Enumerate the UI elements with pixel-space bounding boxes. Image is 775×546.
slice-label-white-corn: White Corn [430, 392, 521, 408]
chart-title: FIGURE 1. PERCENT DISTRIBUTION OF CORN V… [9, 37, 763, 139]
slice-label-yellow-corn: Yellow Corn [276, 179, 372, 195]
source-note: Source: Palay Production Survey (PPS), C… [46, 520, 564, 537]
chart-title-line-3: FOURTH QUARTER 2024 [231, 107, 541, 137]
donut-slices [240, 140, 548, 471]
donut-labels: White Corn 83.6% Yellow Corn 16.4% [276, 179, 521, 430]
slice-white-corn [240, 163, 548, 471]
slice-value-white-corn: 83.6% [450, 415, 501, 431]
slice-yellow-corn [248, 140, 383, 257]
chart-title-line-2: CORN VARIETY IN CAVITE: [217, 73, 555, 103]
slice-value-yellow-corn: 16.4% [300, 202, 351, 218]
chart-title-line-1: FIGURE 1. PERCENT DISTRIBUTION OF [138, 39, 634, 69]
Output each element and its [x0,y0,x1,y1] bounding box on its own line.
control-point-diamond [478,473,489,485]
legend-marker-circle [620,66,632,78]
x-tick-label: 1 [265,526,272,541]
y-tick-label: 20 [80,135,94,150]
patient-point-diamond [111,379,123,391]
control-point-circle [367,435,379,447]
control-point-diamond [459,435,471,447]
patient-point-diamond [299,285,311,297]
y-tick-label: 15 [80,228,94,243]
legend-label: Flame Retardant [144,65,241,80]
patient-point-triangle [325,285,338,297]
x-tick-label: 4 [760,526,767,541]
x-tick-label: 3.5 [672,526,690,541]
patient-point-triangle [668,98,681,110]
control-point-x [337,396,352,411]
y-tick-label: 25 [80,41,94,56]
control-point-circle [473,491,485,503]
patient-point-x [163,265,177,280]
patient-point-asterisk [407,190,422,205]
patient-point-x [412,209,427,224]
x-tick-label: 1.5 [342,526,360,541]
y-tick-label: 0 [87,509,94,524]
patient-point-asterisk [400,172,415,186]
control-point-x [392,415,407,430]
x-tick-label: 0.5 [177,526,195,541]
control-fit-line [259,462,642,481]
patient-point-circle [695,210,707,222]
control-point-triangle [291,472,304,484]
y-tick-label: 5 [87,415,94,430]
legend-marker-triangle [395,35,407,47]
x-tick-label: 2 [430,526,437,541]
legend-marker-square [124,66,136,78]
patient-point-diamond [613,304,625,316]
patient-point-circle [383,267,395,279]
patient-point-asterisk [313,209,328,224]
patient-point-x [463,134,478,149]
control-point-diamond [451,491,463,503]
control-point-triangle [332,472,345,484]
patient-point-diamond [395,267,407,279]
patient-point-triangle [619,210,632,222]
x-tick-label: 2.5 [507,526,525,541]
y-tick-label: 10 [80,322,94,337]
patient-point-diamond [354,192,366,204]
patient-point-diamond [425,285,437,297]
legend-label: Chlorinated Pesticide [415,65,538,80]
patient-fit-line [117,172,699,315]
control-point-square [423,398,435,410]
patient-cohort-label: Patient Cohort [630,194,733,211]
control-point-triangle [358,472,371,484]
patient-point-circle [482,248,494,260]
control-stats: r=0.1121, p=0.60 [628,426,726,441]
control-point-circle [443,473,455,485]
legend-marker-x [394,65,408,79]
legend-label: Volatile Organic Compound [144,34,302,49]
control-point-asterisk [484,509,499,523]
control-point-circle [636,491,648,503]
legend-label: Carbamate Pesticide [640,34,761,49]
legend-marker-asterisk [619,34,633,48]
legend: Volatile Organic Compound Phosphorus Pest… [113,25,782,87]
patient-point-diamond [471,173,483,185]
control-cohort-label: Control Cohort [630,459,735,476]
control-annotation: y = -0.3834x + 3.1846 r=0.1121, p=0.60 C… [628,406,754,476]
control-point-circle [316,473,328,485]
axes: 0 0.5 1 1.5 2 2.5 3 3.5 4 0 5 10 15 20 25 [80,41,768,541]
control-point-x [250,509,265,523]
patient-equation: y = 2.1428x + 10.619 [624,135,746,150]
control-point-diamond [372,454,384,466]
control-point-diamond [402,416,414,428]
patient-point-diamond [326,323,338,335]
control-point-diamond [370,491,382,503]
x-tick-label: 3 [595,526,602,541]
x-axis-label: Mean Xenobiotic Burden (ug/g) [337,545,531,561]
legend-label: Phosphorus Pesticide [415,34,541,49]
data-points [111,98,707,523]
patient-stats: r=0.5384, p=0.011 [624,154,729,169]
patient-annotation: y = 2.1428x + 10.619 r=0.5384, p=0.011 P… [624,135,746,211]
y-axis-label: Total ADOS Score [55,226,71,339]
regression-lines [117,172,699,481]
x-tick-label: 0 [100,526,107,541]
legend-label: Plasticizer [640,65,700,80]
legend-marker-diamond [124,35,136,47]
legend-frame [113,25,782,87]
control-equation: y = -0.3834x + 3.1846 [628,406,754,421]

++++

Aim: Select every line in the data above that contains the word "value".

Result for this exercise:
slice-value-white-corn: 83.6% [450, 415, 501, 431]
slice-value-yellow-corn: 16.4% [300, 202, 351, 218]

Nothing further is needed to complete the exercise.